→ SHORT TASK
Skip the pictures and quote all of the lines exactly.

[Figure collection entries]
·····

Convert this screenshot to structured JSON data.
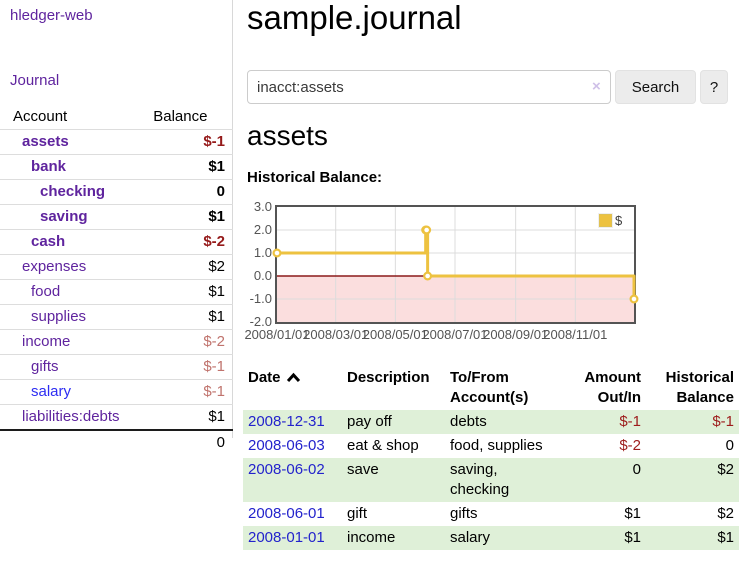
{
  "sidebar": {
    "app_title": "hledger-web",
    "journal_link": "Journal",
    "account_table": {
      "account_header": "Account",
      "balance_header": "Balance",
      "accounts": [
        {
          "name": "assets",
          "balance": "$-1"
        },
        {
          "name": "bank",
          "balance": "$1"
        },
        {
          "name": "checking",
          "balance": "0"
        },
        {
          "name": "saving",
          "balance": "$1"
        },
        {
          "name": "cash",
          "balance": "$-2"
        },
        {
          "name": "expenses",
          "balance": "$2"
        },
        {
          "name": "food",
          "balance": "$1"
        },
        {
          "name": "supplies",
          "balance": "$1"
        },
        {
          "name": "income",
          "balance": "$-2"
        },
        {
          "name": "gifts",
          "balance": "$-1"
        },
        {
          "name": "salary",
          "balance": "$-1"
        },
        {
          "name": "liabilities:debts",
          "balance": "$1"
        }
      ],
      "total": "0"
    }
  },
  "header": {
    "title": "sample.journal"
  },
  "search": {
    "value": "inacct:assets",
    "clear_icon": "×",
    "button_label": "Search",
    "help_label": "?"
  },
  "account_page": {
    "heading": "assets"
  },
  "chart_data": {
    "type": "line",
    "title": "Historical Balance:",
    "step": true,
    "x_range": [
      "2008-01-01",
      "2008-12-31"
    ],
    "ylim": [
      -2,
      3
    ],
    "y_ticks": [
      "3.0",
      "2.0",
      "1.0",
      "0.0",
      "-1.0",
      "-2.0"
    ],
    "x_ticks": [
      "2008/01/01",
      "2008/03/01",
      "2008/05/01",
      "2008/07/01",
      "2008/09/01",
      "2008/11/01"
    ],
    "series": [
      {
        "name": "$",
        "color": "#edc240",
        "points": [
          [
            "2008-01-01",
            1
          ],
          [
            "2008-06-01",
            2
          ],
          [
            "2008-06-02",
            2
          ],
          [
            "2008-06-03",
            0
          ],
          [
            "2008-12-31",
            -1
          ]
        ]
      }
    ],
    "grid_color": "#dcdcdc",
    "negative_region_color": "#fbdede",
    "zero_line_color": "#8b1a1a",
    "legend_position": "top-right"
  },
  "register": {
    "headers": {
      "date": "Date",
      "description": "Description",
      "account": "To/From Account(s)",
      "amount": "Amount Out/In",
      "balance": "Historical Balance"
    },
    "rows": [
      {
        "date": "2008-12-31",
        "description": "pay off",
        "accounts": "debts",
        "amount": "$-1",
        "balance": "$-1"
      },
      {
        "date": "2008-06-03",
        "description": "eat & shop",
        "accounts": "food, supplies",
        "amount": "$-2",
        "balance": "0"
      },
      {
        "date": "2008-06-02",
        "description": "save",
        "accounts": "saving, checking",
        "amount": "0",
        "balance": "$2"
      },
      {
        "date": "2008-06-01",
        "description": "gift",
        "accounts": "gifts",
        "amount": "$1",
        "balance": "$2"
      },
      {
        "date": "2008-01-01",
        "description": "income",
        "accounts": "salary",
        "amount": "$1",
        "balance": "$1"
      }
    ]
  },
  "colors": {
    "accent_purple": "#5f249e",
    "link_blue": "#2323cc",
    "highlight_blue": "#2d2df2",
    "negative_red": "#9d1c1c",
    "negative_dim_red": "#c0736d",
    "row_green": "#dff0d8",
    "chart_gold": "#edc240"
  }
}
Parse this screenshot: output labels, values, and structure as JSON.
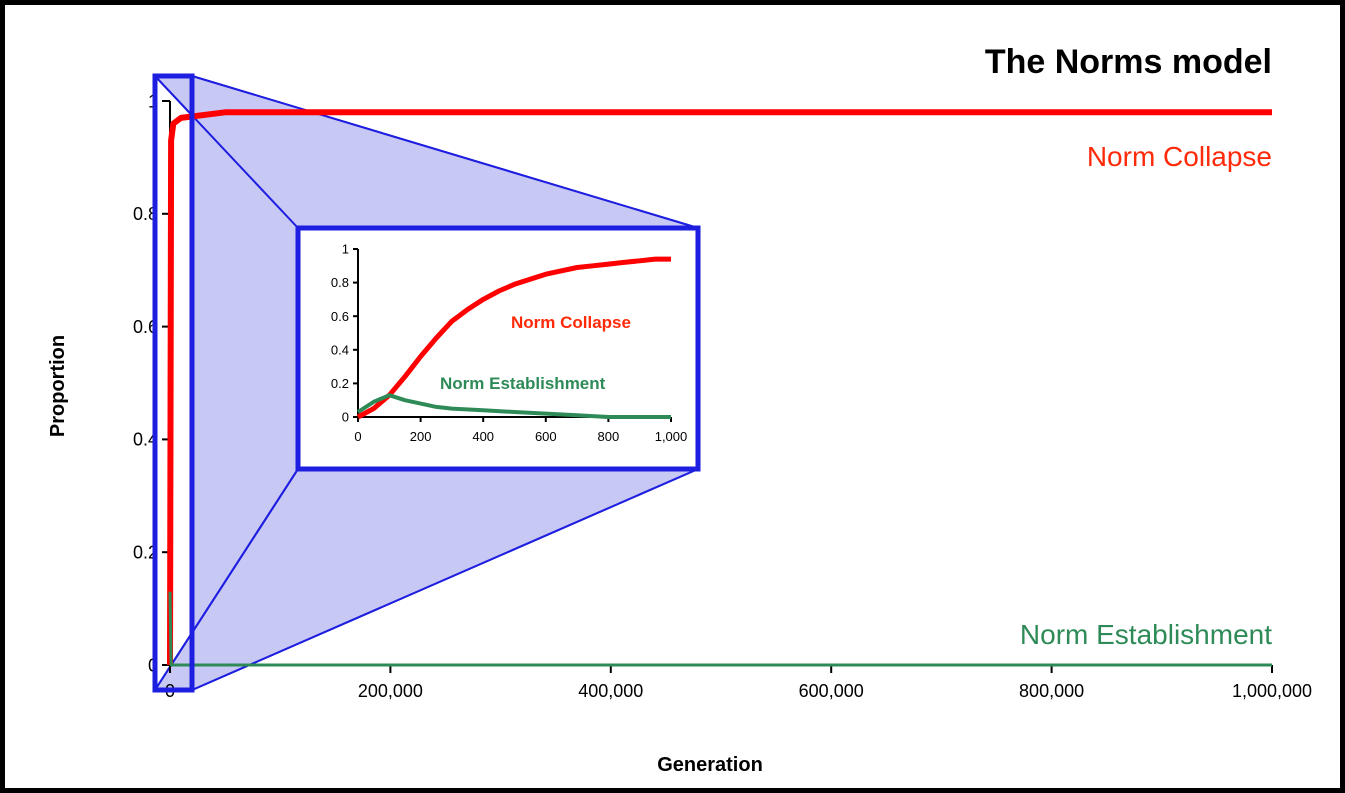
{
  "chart_data": [
    {
      "type": "line",
      "title": "The Norms model",
      "xlabel": "Generation",
      "ylabel": "Proportion",
      "xlim": [
        0,
        1000000
      ],
      "ylim": [
        0,
        1
      ],
      "xticks": [
        "0",
        "200,000",
        "400,000",
        "600,000",
        "800,000",
        "1,000,000"
      ],
      "yticks": [
        "0",
        "0.2",
        "0.4",
        "0.6",
        "0.8",
        "1"
      ],
      "series": [
        {
          "name": "Norm Collapse",
          "color": "#ff0000",
          "x": [
            0,
            1000,
            3000,
            10000,
            50000,
            200000,
            500000,
            800000,
            1000000
          ],
          "values": [
            0,
            0.93,
            0.96,
            0.97,
            0.98,
            0.98,
            0.98,
            0.98,
            0.98
          ]
        },
        {
          "name": "Norm Establishment",
          "color": "#2e8b57",
          "x": [
            0,
            1000,
            3000,
            10000,
            50000,
            200000,
            500000,
            800000,
            1000000
          ],
          "values": [
            0.13,
            0.0,
            0.0,
            0.0,
            0.0,
            0.0,
            0.0,
            0.0,
            0.0
          ]
        }
      ]
    },
    {
      "type": "line",
      "title": "",
      "xlabel": "",
      "ylabel": "",
      "xlim": [
        0,
        1000
      ],
      "ylim": [
        0,
        1
      ],
      "xticks": [
        "0",
        "200",
        "400",
        "600",
        "800",
        "1,000"
      ],
      "yticks": [
        "0",
        "0.2",
        "0.4",
        "0.6",
        "0.8",
        "1"
      ],
      "series": [
        {
          "name": "Norm Collapse",
          "color": "#ff0000",
          "x": [
            0,
            50,
            100,
            150,
            200,
            250,
            300,
            350,
            400,
            450,
            500,
            550,
            600,
            650,
            700,
            750,
            800,
            850,
            900,
            950,
            1000
          ],
          "values": [
            0.0,
            0.05,
            0.13,
            0.24,
            0.36,
            0.47,
            0.57,
            0.64,
            0.7,
            0.75,
            0.79,
            0.82,
            0.85,
            0.87,
            0.89,
            0.9,
            0.91,
            0.92,
            0.93,
            0.94,
            0.94
          ]
        },
        {
          "name": "Norm Establishment",
          "color": "#2e8b57",
          "x": [
            0,
            50,
            100,
            150,
            200,
            250,
            300,
            400,
            500,
            600,
            700,
            800,
            900,
            1000
          ],
          "values": [
            0.03,
            0.09,
            0.13,
            0.1,
            0.08,
            0.06,
            0.05,
            0.04,
            0.03,
            0.02,
            0.01,
            0.0,
            0.0,
            0.0
          ]
        }
      ]
    }
  ]
}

·····

→ THE COMPLETED TASK
Convert this screenshot to structured JSON data.
{
  "sidebar": {
    "app_title": "hledger-web",
    "journal_link": "Journal",
    "account_table": {
      "account_header": "Account",
      "balance_header": "Balance",
      "accounts": [
        {
          "name": "assets",
          "balance": "$-1"
        },
        {
          "name": "bank",
          "balance": "$1"
        },
        {
          "name": "checking",
          "balance": "0"
        },
        {
          "name": "saving",
          "balance": "$1"
        },
        {
          "name": "cash",
          "balance": "$-2"
        },
        {
          "name": "expenses",
          "balance": "$2"
        },
        {
          "name": "food",
          "balance": "$1"
        },
        {
          "name": "supplies",
          "balance": "$1"
        },
        {
          "name": "income",
          "balance": "$-2"
        },
        {
          "name": "gifts",
          "balance": "$-1"
        },
        {
          "name": "salary",
          "balance": "$-1"
        },
        {
          "name": "liabilities:debts",
          "balance": "$1"
        }
      ],
      "total": "0"
    }
  },
  "header": {
    "title": "sample.journal"
  },
  "search": {
    "value": "inacct:assets",
    "clear_icon": "×",
    "button_label": "Search",
    "help_label": "?"
  },
  "account_page": {
    "heading": "assets"
  },
  "chart_data": {
    "type": "line",
    "title": "Historical Balance:",
    "step": true,
    "x_range": [
      "2008-01-01",
      "2008-12-31"
    ],
    "ylim": [
      -2,
      3
    ],
    "y_ticks": [
      "3.0",
      "2.0",
      "1.0",
      "0.0",
      "-1.0",
      "-2.0"
    ],
    "x_ticks": [
      "2008/01/01",
      "2008/03/01",
      "2008/05/01",
      "2008/07/01",
      "2008/09/01",
      "2008/11/01"
    ],
    "series": [
      {
        "name": "$",
        "color": "#edc240",
        "points": [
          [
            "2008-01-01",
            1
          ],
          [
            "2008-06-01",
            2
          ],
          [
            "2008-06-02",
            2
          ],
          [
            "2008-06-03",
            0
          ],
          [
            "2008-12-31",
            -1
          ]
        ]
      }
    ],
    "grid_color": "#dcdcdc",
    "negative_region_color": "#fbdede",
    "zero_line_color": "#8b1a1a",
    "legend_position": "top-right"
  },
  "register": {
    "headers": {
      "date": "Date",
      "description": "Description",
      "account": "To/From Account(s)",
      "amount": "Amount Out/In",
      "balance": "Historical Balance"
    },
    "rows": [
      {
        "date": "2008-12-31",
        "description": "pay off",
        "accounts": "debts",
        "amount": "$-1",
        "balance": "$-1"
      },
      {
        "date": "2008-06-03",
        "description": "eat & shop",
        "accounts": "food, supplies",
        "amount": "$-2",
        "balance": "0"
      },
      {
        "date": "2008-06-02",
        "description": "save",
        "accounts": "saving, checking",
        "amount": "0",
        "balance": "$2"
      },
      {
        "date": "2008-06-01",
        "description": "gift",
        "accounts": "gifts",
        "amount": "$1",
        "balance": "$2"
      },
      {
        "date": "2008-01-01",
        "description": "income",
        "accounts": "salary",
        "amount": "$1",
        "balance": "$1"
      }
    ]
  },
  "colors": {
    "accent_purple": "#5f249e",
    "link_blue": "#2323cc",
    "highlight_blue": "#2d2df2",
    "negative_red": "#9d1c1c",
    "negative_dim_red": "#c0736d",
    "row_green": "#dff0d8",
    "chart_gold": "#edc240"
  }
}
Parse this screenshot: output labels, values, and structure as JSON.
{
  "chart_data": [
    {
      "type": "line",
      "title": "The Norms model",
      "xlabel": "Generation",
      "ylabel": "Proportion",
      "xlim": [
        0,
        1000000
      ],
      "ylim": [
        0,
        1
      ],
      "xticks": [
        "0",
        "200,000",
        "400,000",
        "600,000",
        "800,000",
        "1,000,000"
      ],
      "yticks": [
        "0",
        "0.2",
        "0.4",
        "0.6",
        "0.8",
        "1"
      ],
      "series": [
        {
          "name": "Norm Collapse",
          "color": "#ff0000",
          "x": [
            0,
            1000,
            3000,
            10000,
            50000,
            200000,
            500000,
            800000,
            1000000
          ],
          "values": [
            0,
            0.93,
            0.96,
            0.97,
            0.98,
            0.98,
            0.98,
            0.98,
            0.98
          ]
        },
        {
          "name": "Norm Establishment",
          "color": "#2e8b57",
          "x": [
            0,
            1000,
            3000,
            10000,
            50000,
            200000,
            500000,
            800000,
            1000000
          ],
          "values": [
            0.13,
            0.0,
            0.0,
            0.0,
            0.0,
            0.0,
            0.0,
            0.0,
            0.0
          ]
        }
      ]
    },
    {
      "type": "line",
      "title": "",
      "xlabel": "",
      "ylabel": "",
      "xlim": [
        0,
        1000
      ],
      "ylim": [
        0,
        1
      ],
      "xticks": [
        "0",
        "200",
        "400",
        "600",
        "800",
        "1,000"
      ],
      "yticks": [
        "0",
        "0.2",
        "0.4",
        "0.6",
        "0.8",
        "1"
      ],
      "series": [
        {
          "name": "Norm Collapse",
          "color": "#ff0000",
          "x": [
            0,
            50,
            100,
            150,
            200,
            250,
            300,
            350,
            400,
            450,
            500,
            550,
            600,
            650,
            700,
            750,
            800,
            850,
            900,
            950,
            1000
          ],
          "values": [
            0.0,
            0.05,
            0.13,
            0.24,
            0.36,
            0.47,
            0.57,
            0.64,
            0.7,
            0.75,
            0.79,
            0.82,
            0.85,
            0.87,
            0.89,
            0.9,
            0.91,
            0.92,
            0.93,
            0.94,
            0.94
          ]
        },
        {
          "name": "Norm Establishment",
          "color": "#2e8b57",
          "x": [
            0,
            50,
            100,
            150,
            200,
            250,
            300,
            400,
            500,
            600,
            700,
            800,
            900,
            1000
          ],
          "values": [
            0.03,
            0.09,
            0.13,
            0.1,
            0.08,
            0.06,
            0.05,
            0.04,
            0.03,
            0.02,
            0.01,
            0.0,
            0.0,
            0.0
          ]
        }
      ]
    }
  ]
}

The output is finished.